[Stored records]

------------------------

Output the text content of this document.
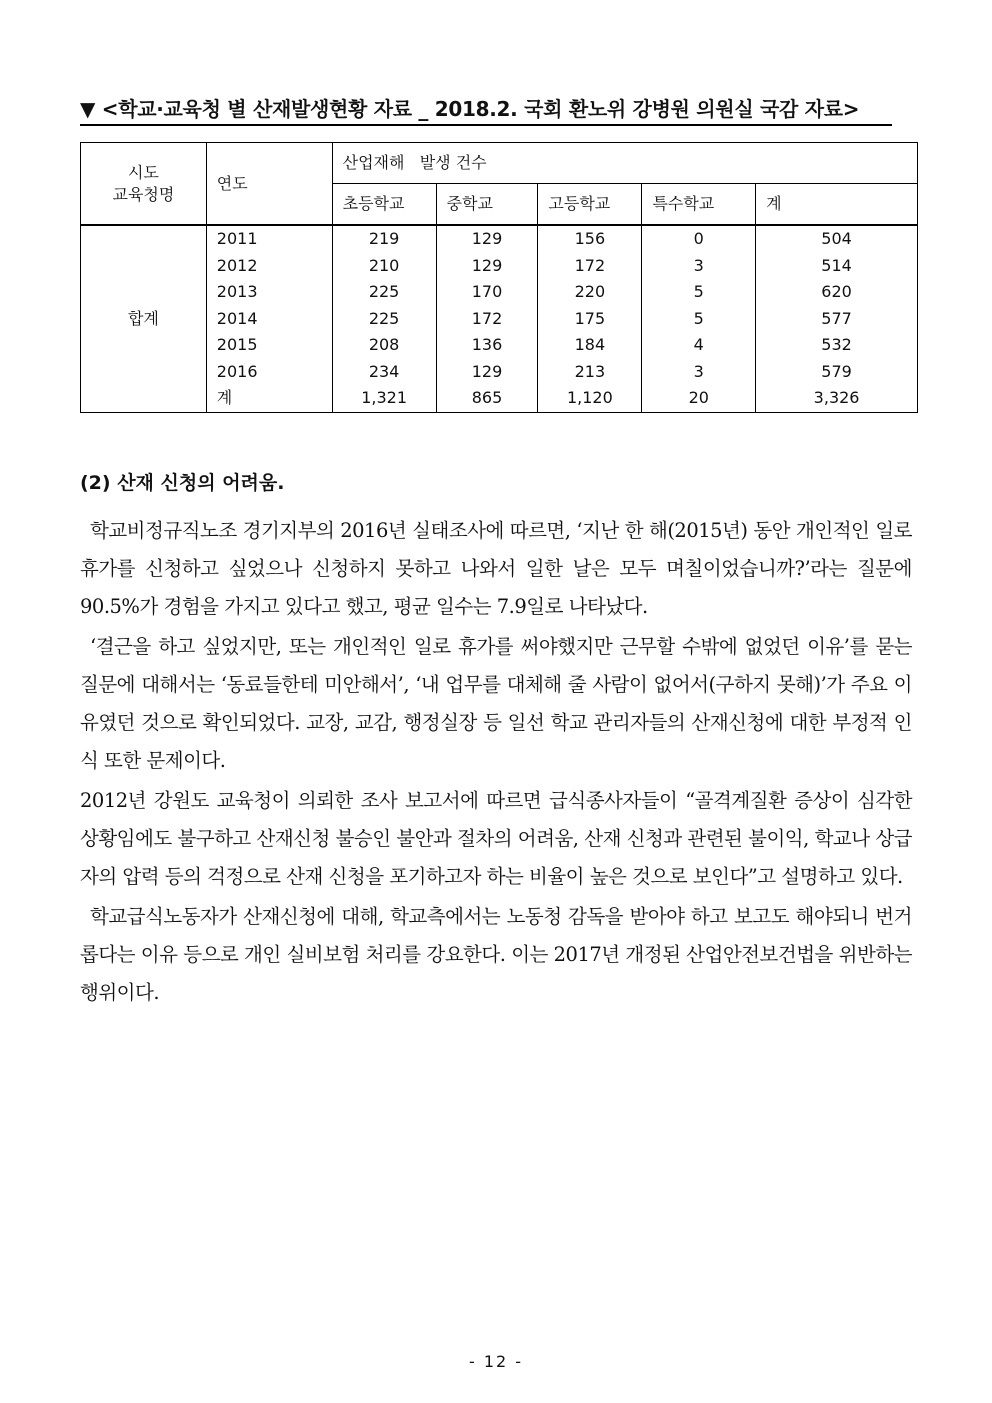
▼ <학교·교육청 별 산재발생현황 자료 _ 2018.2. 국회 환노위 강병원 의원실 국감 자료>
시도
교육청명	연도	산업재해   발생 건수				
		초등학교	중학교	고등학교	특수학교	계
합계	2011	219	129	156	0	504
	2012	210	129	172	3	514
	2013	225	170	220	5	620
	2014	225	172	175	5	577
	2015	208	136	184	4	532
	2016	234	129	213	3	579
	계	1,321	865	1,120	20	3,326
(2) 산재 신청의 어려움.

학교비정규직노조 경기지부의 2016년 실태조사에 따르면, ‘지난 한 해(2015년) 동안 개인적인 일로 휴가를 신청하고 싶었으나 신청하지 못하고 나와서 일한 날은 모두 며칠이었습니까?’라는 질문에 90.5%가 경험을 가지고 있다고 했고, 평균 일수는 7.9일로 나타났다.

‘결근을 하고 싶었지만, 또는 개인적인 일로 휴가를 써야했지만 근무할 수밖에 없었던 이유’를 묻는 질문에 대해서는 ‘동료들한테 미안해서’, ‘내 업무를 대체해 줄 사람이 없어서(구하지 못해)’가 주요 이유였던 것으로 확인되었다. 교장, 교감, 행정실장 등 일선 학교 관리자들의 산재신청에 대한 부정적 인식 또한 문제이다.

2012년 강원도 교육청이 의뢰한 조사 보고서에 따르면 급식종사자들이 “골격계질환 증상이 심각한 상황임에도 불구하고 산재신청 불승인 불안과 절차의 어려움, 산재 신청과 관련된 불이익, 학교나 상급자의 압력 등의 걱정으로 산재 신청을 포기하고자 하는 비율이 높은 것으로 보인다”고 설명하고 있다.

학교급식노동자가 산재신청에 대해, 학교측에서는 노동청 감독을 받아야 하고 보고도 해야되니 번거롭다는 이유 등으로 개인 실비보험 처리를 강요한다. 이는 2017년 개정된 산업안전보건법을 위반하는 행위이다.

- 12 -
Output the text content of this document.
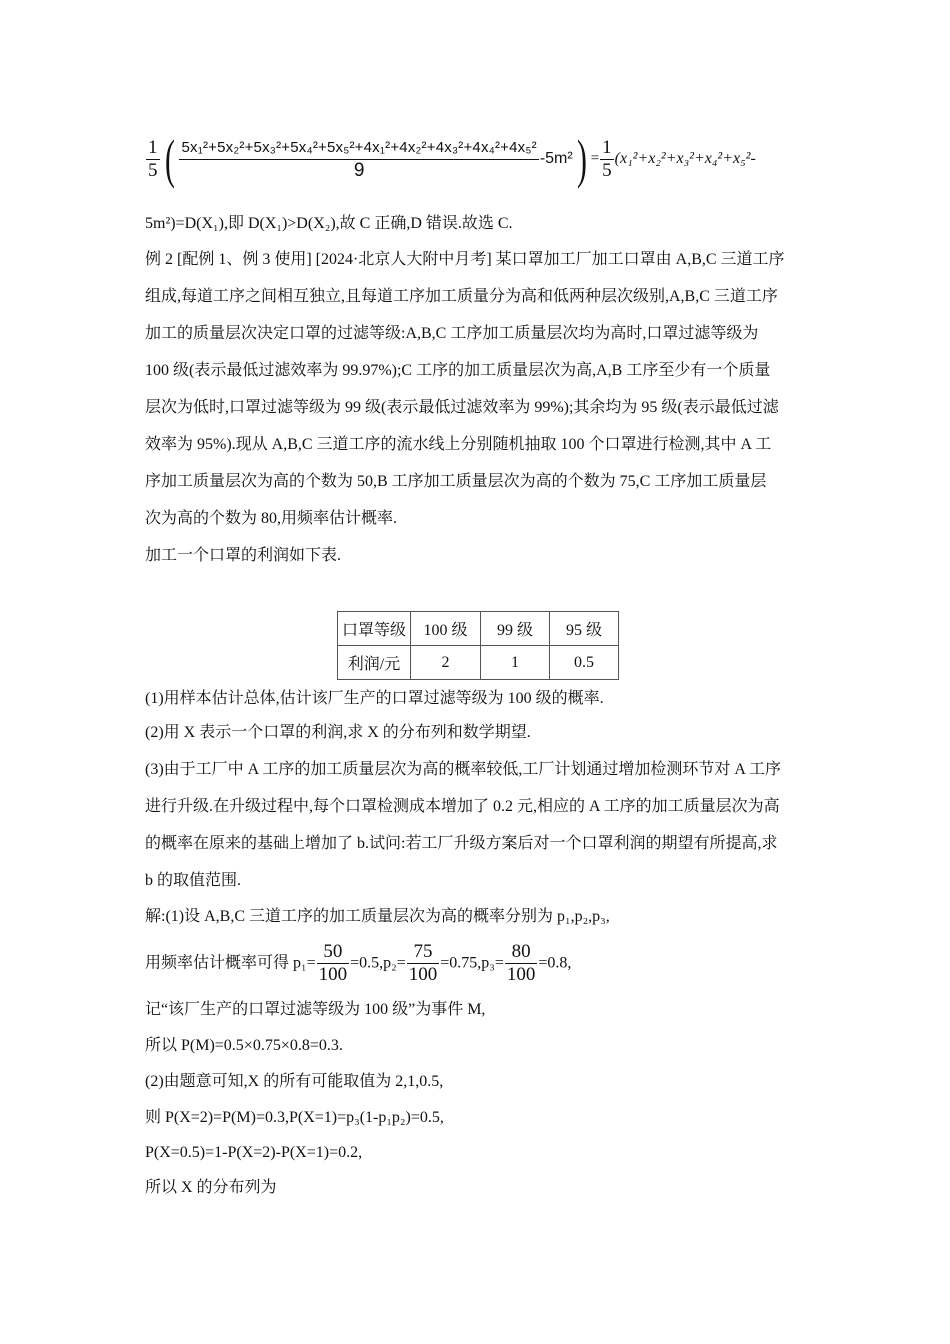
$\frac{1}{5}$ ( $\frac{\text{5x₁²+5x₂²+5x₃²+5x₄²+5x₅²+4x₁²+4x₂²+4x₃²+4x₄²+4x₅²}}{9} -5m^2) = \frac{1}{5} (x_1^2+x_2^2+x_3^2+x_4^2+x_5^2-$
5m²)=D(X₁),即 D(X₁)>D(X₂),故 C 正确,D 错误.故选 C.
例 2 [配例 1、例 3 使用] [2024·北京人大附中月考] 某口罩加工厂加工口罩由 A,B,C 三道工序
组成,每道工序之间相互独立,且每道工序加工质量分为高和低两种层次级别,A,B,C 三道工序
加工的质量层次决定口罩的过滤等级:A,B,C 工序加工质量层次均为高时,口罩过滤等级为
100 级(表示最低过滤效率为 99.97%);C 工序的加工质量层次为高,A,B 工序至少有一个质量
层次为低时,口罩过滤等级为 99 级(表示最低过滤效率为 99%);其余均为 95 级(表示最低过滤
效率为 95%).现从 A,B,C 三道工序的流水线上分别随机抽取 100 个口罩进行检测,其中 A 工
序加工质量层次为高的个数为 50,B 工序加工质量层次为高的个数为 75,C 工序加工质量层
次为高的个数为 80,用频率估计概率.
加工一个口罩的利润如下表.
口罩等级	100 级	99 级	95 级
利润/元	2	1	0.5
(1)用样本估计总体,估计该厂生产的口罩过滤等级为 100 级的概率.
(2)用 X 表示一个口罩的利润,求 X 的分布列和数学期望.
(3)由于工厂中 A 工序的加工质量层次为高的概率较低,工厂计划通过增加检测环节对 A 工序
进行升级.在升级过程中,每个口罩检测成本增加了 0.2 元,相应的 A 工序的加工质量层次为高
的概率在原来的基础上增加了 b.试问:若工厂升级方案后对一个口罩利润的期望有所提高,求
b 的取值范围.
解:(1)设 A,B,C 三道工序的加工质量层次为高的概率分别为 p₁,p₂,p₃,
用频率估计概率可得 $p_1= \frac{50}{100} =0.5,p_2= \frac{75}{100} =0.75,p_3= \frac{80}{100} =0.8$,
记“该厂生产的口罩过滤等级为 100 级”为事件 M,
所以 P(M)=0.5×0.75×0.8=0.3.
(2)由题意可知,X 的所有可能取值为 2,1,0.5,
则 P(X=2)=P(M)=0.3,P(X=1)=p₃(1-p₁p₂)=0.5,
P(X=0.5)=1-P(X=2)-P(X=1)=0.2,
所以 X 的分布列为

------------------------

Gather all lines where the word "산재신청에" appears.

» RESULT OF THIS TASK:
‘결근을 하고 싶었지만, 또는 개인적인 일로 휴가를 써야했지만 근무할 수밖에 없었던 이유’를 묻는 질문에 대해서는 ‘동료들한테 미안해서’, ‘내 업무를 대체해 줄 사람이 없어서(구하지 못해)’가 주요 이유였던 것으로 확인되었다. 교장, 교감, 행정실장 등 일선 학교 관리자들의 산재신청에 대한 부정적 인식 또한 문제이다.
학교급식노동자가 산재신청에 대해, 학교측에서는 노동청 감독을 받아야 하고 보고도 해야되니 번거롭다는 이유 등으로 개인 실비보험 처리를 강요한다. 이는 2017년 개정된 산업안전보건법을 위반하는 행위이다.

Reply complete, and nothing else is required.